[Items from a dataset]
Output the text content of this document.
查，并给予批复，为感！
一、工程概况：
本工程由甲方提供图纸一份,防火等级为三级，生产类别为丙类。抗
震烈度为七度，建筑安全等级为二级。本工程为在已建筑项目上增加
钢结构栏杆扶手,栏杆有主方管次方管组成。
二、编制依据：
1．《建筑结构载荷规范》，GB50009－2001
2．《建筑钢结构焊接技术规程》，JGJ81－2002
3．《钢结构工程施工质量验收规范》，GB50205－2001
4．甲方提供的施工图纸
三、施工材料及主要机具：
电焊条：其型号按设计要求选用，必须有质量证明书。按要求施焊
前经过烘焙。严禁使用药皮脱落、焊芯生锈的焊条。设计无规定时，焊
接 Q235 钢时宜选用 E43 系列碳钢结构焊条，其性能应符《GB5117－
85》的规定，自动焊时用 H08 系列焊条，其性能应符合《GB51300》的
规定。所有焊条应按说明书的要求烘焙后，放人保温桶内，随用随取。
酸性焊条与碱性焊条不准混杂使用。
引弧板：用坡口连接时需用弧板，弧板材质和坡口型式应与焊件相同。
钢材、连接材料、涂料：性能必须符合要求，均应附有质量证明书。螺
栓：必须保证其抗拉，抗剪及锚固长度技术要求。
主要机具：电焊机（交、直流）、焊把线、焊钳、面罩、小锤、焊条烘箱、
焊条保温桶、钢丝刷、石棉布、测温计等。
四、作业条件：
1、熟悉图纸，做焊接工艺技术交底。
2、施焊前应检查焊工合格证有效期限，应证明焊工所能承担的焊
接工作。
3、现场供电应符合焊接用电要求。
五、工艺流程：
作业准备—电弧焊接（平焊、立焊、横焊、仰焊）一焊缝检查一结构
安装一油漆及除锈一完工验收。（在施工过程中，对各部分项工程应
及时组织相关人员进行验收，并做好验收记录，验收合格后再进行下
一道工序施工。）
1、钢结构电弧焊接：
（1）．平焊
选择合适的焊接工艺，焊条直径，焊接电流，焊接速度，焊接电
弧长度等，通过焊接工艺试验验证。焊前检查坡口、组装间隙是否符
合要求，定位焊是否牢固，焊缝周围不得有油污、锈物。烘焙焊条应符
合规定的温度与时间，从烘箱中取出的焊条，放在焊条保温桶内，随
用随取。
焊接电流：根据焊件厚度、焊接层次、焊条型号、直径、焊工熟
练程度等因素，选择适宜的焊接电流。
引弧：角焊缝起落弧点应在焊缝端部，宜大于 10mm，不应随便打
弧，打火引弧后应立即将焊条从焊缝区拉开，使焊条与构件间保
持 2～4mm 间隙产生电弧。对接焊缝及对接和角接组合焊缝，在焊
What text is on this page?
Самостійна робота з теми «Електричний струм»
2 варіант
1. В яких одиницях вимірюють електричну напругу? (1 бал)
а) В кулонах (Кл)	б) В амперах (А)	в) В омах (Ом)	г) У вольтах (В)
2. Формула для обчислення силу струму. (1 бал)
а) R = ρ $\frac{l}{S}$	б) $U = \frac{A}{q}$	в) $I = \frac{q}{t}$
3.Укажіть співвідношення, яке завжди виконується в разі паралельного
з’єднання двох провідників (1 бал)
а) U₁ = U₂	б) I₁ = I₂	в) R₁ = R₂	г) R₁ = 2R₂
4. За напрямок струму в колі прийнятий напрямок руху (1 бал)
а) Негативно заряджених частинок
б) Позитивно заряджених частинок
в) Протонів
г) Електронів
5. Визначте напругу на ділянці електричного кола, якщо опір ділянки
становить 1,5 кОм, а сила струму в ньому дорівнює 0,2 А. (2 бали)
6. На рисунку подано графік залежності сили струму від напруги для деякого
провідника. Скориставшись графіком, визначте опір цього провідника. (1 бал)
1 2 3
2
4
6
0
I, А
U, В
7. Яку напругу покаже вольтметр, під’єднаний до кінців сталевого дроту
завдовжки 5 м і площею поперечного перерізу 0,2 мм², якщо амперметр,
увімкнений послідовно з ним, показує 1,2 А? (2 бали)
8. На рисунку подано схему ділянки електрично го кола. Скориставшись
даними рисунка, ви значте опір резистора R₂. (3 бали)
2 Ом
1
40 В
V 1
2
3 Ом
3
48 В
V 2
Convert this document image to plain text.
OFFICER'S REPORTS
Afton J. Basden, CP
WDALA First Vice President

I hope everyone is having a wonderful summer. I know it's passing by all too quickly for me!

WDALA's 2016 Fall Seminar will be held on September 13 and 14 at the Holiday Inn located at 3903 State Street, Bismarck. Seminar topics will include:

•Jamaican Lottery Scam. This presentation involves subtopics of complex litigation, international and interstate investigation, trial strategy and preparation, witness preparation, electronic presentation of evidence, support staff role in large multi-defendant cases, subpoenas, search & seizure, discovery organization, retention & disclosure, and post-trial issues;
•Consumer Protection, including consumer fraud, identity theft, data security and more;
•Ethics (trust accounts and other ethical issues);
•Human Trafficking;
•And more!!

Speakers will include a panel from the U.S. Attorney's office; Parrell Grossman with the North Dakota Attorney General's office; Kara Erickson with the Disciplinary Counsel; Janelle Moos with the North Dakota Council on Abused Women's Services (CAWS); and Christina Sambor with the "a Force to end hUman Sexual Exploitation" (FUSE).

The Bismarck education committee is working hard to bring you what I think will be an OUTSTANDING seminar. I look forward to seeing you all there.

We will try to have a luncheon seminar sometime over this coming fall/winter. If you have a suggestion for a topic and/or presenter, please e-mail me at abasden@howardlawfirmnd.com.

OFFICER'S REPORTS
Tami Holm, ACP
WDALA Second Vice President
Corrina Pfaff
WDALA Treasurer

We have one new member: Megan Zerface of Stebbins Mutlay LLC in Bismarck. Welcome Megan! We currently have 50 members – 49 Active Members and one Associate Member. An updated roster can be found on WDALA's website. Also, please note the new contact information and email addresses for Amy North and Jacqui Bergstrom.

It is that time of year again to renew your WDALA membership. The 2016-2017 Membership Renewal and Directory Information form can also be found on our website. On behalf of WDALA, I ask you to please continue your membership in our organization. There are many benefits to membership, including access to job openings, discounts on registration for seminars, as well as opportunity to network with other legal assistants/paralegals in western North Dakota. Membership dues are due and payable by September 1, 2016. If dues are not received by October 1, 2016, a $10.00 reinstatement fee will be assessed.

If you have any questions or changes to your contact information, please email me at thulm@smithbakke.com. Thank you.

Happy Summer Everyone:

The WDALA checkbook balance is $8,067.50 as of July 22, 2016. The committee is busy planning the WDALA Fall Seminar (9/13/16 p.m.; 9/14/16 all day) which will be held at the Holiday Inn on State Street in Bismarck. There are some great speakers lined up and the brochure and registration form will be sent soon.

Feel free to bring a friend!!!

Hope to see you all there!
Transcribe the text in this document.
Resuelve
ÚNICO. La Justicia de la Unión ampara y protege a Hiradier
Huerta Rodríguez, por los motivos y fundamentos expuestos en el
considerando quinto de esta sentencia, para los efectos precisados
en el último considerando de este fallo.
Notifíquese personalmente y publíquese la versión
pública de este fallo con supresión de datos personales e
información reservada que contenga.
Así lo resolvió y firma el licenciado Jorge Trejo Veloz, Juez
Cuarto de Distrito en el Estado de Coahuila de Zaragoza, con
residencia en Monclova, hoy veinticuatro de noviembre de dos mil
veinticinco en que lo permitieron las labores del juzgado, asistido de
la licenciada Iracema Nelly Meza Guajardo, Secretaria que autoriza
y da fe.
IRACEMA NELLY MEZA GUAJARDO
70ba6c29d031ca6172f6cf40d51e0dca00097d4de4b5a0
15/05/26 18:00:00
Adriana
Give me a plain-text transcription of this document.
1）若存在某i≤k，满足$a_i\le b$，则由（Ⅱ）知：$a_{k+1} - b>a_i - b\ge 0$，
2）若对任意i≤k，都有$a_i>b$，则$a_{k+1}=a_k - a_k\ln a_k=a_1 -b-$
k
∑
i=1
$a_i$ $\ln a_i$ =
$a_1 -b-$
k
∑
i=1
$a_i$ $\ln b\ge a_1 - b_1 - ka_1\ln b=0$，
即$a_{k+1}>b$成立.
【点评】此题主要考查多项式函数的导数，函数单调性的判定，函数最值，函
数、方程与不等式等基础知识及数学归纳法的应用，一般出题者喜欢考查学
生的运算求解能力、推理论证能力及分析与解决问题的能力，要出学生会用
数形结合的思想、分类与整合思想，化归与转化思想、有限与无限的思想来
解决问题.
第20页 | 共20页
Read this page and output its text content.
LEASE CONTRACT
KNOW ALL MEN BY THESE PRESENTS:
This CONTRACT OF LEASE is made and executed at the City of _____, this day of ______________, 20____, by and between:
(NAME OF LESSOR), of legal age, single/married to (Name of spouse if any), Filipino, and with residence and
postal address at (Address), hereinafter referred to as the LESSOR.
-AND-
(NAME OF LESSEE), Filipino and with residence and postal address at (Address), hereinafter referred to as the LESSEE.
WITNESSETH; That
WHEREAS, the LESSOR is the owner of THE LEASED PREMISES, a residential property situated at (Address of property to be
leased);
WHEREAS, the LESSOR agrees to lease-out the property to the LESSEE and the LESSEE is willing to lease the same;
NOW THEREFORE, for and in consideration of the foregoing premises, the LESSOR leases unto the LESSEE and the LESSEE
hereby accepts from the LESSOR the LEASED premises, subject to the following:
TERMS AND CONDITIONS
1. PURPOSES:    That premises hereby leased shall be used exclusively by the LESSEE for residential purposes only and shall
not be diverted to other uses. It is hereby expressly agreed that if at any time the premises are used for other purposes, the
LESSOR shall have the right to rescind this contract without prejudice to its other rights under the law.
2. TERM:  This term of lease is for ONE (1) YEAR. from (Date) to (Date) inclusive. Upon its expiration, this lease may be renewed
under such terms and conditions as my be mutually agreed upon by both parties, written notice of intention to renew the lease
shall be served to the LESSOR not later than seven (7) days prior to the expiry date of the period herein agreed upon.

[Set problem] Find the word "bring" in the data and copy out each line where it turns up.

[Result of the task]
The Bismarck education committee is working hard to bring you what I think will be an OUTSTANDING seminar. I look forward to seeing you all there.
Feel free to bring a friend!!!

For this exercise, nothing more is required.